Your goal: Report the count of lines where the string "text" appears, and nothing else.

Entries provided:
::::::::

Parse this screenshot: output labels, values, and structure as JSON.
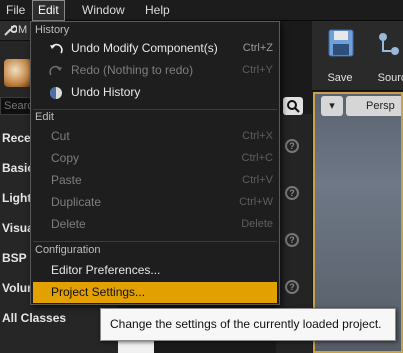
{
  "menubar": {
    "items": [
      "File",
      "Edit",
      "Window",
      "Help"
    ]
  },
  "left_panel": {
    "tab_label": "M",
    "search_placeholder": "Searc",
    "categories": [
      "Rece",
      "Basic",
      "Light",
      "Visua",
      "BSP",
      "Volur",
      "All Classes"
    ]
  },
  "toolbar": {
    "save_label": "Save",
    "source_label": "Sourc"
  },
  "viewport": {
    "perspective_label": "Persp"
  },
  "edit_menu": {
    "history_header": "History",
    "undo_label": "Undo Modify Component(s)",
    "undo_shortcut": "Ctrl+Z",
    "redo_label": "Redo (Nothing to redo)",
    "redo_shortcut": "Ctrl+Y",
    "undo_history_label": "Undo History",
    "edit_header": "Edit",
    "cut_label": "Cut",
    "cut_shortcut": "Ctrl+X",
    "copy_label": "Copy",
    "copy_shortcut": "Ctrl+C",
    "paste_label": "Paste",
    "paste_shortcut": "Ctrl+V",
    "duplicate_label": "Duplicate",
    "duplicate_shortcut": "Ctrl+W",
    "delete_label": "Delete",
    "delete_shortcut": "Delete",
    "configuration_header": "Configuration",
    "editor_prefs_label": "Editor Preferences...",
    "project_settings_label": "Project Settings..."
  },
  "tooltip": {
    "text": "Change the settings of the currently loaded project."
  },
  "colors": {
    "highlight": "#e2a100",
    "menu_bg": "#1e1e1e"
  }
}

::::::::

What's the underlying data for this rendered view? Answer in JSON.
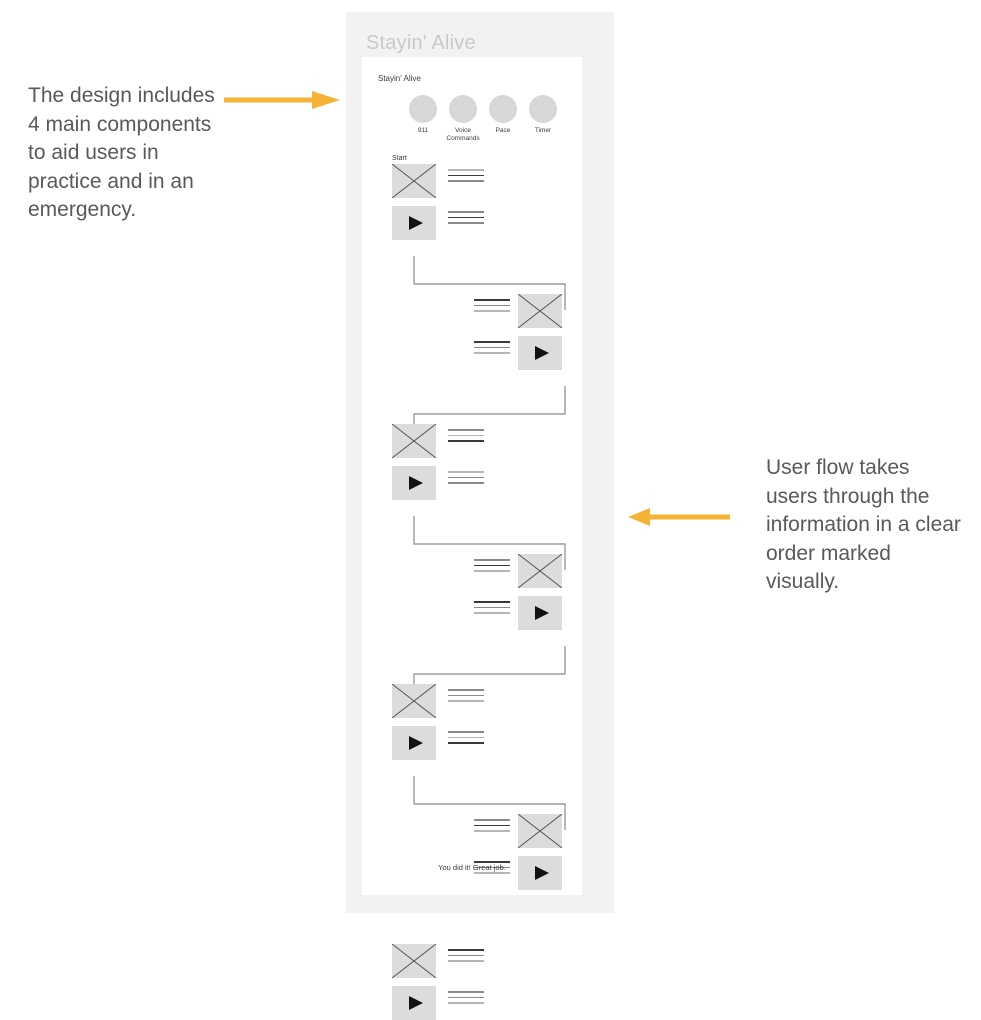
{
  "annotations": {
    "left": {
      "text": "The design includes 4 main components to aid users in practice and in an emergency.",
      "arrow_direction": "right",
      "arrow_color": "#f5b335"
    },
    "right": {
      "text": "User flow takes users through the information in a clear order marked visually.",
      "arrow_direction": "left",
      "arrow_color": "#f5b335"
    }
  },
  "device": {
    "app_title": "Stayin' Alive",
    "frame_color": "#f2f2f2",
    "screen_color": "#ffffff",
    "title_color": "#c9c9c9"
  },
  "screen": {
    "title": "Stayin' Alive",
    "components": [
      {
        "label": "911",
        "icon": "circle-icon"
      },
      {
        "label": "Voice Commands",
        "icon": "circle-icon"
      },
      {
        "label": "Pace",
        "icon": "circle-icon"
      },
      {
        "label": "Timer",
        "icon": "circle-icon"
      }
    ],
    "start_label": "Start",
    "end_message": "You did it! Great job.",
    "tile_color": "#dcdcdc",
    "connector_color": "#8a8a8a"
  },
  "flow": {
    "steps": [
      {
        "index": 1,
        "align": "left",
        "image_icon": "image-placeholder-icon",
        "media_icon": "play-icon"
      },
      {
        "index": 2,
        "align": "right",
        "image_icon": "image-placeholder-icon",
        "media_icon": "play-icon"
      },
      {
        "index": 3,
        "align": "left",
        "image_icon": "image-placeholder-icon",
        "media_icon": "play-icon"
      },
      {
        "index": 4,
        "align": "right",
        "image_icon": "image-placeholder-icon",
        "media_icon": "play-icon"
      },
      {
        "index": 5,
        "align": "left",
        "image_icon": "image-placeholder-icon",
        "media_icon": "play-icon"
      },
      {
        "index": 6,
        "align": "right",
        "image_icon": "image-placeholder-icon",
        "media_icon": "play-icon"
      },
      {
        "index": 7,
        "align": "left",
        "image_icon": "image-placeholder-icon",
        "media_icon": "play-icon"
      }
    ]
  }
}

::::::::

Answer: 3